● SOURCE PASSAGE:
***
The purpose of this work is to analytically characterize statistics by their sensitivity to network density, and offer principled alternatives that are consistent estimators, which empirically give more accurate results on networks with varying densities. The major contributions of this paper are: • We prove that several commonly used network statistics are Density Dependent and poorly reflect the network behavior if the network size is not constant. • We offer alternative statistics that are Density Consistent which measure changes to the distribution of edges regardless of the total number of observed edges. • We demonstrate through theory and synthetic trials that anomaly detection tests using Density Consistent statistics are better at identifying when the distribution of edges in a network has changed. • We apply anomaly detection tests using both types of statistics to real data to show that Density Consistent statistics recover more major events of the network stream while Density Dependent statistics flag many time steps due to a change in the total edge count rather than an identifiable anomaly. • We analyze the subgraphs that changed the most in the anomalous time steps and demonstrate that Density Consistent statistics are better at finding local features which changed radically during the anomaly.
2.
***
(Dataset entries)
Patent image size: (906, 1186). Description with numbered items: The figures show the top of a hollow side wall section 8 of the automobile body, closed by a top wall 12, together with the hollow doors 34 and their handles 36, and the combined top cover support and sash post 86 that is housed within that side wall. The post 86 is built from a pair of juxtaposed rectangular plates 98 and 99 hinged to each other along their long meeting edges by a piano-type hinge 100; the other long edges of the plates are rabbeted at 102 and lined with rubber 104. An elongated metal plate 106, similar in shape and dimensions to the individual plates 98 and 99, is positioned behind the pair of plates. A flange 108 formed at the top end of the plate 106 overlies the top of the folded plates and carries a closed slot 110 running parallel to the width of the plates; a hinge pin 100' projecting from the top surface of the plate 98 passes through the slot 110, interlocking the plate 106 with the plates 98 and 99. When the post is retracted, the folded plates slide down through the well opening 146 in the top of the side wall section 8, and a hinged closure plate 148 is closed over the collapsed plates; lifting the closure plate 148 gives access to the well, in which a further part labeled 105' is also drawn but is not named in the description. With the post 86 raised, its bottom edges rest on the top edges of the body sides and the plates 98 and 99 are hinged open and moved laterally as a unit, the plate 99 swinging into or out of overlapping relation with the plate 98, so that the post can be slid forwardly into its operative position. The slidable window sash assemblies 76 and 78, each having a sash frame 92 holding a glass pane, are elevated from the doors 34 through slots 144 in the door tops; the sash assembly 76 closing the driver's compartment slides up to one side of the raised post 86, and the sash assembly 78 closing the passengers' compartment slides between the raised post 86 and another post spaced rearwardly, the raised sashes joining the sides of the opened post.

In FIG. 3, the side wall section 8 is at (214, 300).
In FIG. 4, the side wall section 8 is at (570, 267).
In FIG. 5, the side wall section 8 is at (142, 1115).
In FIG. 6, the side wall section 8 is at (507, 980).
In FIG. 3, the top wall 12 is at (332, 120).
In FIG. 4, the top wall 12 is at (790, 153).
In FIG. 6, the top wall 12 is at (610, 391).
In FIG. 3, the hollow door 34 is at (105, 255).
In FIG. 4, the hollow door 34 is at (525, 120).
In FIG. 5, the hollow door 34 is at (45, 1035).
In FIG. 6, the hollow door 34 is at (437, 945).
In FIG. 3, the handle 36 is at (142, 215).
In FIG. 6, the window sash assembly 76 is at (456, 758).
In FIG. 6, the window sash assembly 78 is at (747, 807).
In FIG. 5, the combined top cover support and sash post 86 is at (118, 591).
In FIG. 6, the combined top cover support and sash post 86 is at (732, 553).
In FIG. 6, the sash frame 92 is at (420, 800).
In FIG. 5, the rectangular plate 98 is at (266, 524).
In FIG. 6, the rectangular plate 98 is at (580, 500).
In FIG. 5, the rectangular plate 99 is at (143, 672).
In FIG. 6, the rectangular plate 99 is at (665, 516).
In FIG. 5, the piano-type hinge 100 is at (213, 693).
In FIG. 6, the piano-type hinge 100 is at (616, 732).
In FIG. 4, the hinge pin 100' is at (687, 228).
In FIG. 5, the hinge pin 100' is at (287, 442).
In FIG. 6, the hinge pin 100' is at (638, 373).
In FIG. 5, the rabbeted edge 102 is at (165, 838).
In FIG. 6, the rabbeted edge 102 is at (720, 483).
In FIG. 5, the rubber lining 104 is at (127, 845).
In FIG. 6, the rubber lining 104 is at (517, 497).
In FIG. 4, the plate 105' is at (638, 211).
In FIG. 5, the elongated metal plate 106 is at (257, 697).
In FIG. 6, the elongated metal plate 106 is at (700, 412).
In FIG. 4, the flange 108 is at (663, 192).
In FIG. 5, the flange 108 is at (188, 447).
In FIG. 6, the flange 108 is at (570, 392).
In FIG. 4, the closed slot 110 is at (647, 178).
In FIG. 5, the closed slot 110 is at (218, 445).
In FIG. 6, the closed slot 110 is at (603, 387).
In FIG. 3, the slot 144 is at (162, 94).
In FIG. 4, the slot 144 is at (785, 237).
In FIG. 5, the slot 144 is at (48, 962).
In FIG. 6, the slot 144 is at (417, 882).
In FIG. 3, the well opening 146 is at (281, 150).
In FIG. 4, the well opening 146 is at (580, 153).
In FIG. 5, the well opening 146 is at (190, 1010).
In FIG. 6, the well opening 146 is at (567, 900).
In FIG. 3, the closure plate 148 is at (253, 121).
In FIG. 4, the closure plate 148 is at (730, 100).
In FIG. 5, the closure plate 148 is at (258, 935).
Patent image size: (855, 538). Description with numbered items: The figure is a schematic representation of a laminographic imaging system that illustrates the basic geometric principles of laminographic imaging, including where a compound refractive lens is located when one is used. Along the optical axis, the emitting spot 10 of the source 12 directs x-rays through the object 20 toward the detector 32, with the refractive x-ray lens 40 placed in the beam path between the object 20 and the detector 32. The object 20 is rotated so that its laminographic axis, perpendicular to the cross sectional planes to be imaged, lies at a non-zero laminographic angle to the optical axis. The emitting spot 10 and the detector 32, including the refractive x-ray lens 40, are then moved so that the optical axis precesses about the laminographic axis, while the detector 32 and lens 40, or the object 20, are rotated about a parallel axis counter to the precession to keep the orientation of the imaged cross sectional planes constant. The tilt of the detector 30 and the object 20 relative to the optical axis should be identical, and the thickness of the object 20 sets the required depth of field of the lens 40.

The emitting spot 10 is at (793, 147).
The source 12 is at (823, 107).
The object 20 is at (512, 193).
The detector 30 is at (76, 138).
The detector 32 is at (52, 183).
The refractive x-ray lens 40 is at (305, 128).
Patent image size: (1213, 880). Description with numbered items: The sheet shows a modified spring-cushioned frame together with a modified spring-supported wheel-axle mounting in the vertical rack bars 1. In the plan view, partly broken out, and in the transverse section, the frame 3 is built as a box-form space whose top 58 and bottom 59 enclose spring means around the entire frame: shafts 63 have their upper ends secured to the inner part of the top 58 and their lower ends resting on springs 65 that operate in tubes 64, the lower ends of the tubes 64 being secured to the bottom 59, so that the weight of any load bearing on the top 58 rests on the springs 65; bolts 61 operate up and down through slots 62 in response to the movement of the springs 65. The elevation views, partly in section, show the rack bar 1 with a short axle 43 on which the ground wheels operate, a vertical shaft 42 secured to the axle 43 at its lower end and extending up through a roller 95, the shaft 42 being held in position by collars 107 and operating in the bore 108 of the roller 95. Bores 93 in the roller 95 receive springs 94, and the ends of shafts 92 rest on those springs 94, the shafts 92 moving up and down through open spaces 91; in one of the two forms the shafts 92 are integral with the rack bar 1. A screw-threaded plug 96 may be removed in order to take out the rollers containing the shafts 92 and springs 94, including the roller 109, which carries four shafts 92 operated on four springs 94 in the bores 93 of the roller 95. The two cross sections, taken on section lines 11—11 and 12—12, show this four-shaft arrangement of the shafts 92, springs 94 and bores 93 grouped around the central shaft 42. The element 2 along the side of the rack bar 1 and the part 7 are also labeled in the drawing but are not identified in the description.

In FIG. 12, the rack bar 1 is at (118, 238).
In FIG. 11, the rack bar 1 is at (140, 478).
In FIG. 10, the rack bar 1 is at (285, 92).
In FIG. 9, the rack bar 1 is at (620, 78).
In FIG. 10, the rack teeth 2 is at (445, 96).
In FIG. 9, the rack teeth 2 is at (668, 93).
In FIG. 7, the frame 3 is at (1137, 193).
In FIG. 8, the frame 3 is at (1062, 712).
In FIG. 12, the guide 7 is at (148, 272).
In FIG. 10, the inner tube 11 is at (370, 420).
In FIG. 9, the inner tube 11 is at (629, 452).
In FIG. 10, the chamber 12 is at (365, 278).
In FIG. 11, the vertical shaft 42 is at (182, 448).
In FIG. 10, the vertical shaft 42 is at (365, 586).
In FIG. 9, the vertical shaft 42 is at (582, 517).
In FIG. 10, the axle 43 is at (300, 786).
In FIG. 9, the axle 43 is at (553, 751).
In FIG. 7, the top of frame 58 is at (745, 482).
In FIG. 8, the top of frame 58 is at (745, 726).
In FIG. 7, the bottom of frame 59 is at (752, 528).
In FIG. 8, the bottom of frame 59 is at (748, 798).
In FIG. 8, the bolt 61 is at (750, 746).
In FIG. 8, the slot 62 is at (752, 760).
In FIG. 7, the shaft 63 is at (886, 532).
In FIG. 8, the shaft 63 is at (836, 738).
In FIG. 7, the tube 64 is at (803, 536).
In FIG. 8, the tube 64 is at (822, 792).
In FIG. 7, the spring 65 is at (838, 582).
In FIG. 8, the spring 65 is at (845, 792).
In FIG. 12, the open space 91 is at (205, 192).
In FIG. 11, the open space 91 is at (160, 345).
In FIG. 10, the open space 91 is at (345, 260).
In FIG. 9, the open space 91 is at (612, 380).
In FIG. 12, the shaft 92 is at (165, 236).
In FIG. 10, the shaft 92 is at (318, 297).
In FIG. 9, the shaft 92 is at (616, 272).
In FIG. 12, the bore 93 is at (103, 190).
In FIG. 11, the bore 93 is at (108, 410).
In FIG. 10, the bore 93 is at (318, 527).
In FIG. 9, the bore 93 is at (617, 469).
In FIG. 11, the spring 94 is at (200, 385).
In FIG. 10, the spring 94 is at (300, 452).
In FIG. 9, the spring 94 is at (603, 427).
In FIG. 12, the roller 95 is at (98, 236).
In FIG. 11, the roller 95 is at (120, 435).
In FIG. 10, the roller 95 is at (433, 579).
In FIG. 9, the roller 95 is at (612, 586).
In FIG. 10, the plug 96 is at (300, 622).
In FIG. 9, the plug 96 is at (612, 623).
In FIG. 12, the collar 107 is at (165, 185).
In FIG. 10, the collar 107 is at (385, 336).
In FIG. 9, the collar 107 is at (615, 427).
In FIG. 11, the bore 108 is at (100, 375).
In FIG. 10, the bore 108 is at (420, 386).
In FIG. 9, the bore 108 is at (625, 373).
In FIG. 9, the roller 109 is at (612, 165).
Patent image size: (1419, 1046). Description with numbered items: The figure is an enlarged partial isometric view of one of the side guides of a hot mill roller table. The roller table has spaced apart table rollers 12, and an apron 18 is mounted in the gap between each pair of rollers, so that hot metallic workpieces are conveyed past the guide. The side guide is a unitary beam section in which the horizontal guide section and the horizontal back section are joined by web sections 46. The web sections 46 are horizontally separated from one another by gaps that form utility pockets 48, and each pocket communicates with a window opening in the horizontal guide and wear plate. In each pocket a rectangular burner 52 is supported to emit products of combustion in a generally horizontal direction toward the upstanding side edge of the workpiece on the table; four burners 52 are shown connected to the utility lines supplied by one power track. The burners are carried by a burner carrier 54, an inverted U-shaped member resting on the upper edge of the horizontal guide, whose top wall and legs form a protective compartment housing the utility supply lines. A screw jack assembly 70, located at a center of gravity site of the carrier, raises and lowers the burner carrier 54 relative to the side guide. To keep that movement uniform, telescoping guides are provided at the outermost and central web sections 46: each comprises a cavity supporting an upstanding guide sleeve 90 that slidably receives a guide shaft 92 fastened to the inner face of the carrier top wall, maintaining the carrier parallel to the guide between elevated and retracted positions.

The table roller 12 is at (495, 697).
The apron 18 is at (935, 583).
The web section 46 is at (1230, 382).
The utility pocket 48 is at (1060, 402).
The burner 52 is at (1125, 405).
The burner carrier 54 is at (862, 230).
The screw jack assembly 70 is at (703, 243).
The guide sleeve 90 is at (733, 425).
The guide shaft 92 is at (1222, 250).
***
● WHAT IS NEEDED: In the network statistics passage, list the verb that directly follows "We" at the start of each contribution in the bulleted list.

● EXERCISE SOLUTION: prove, offer, demonstrate, apply, analyze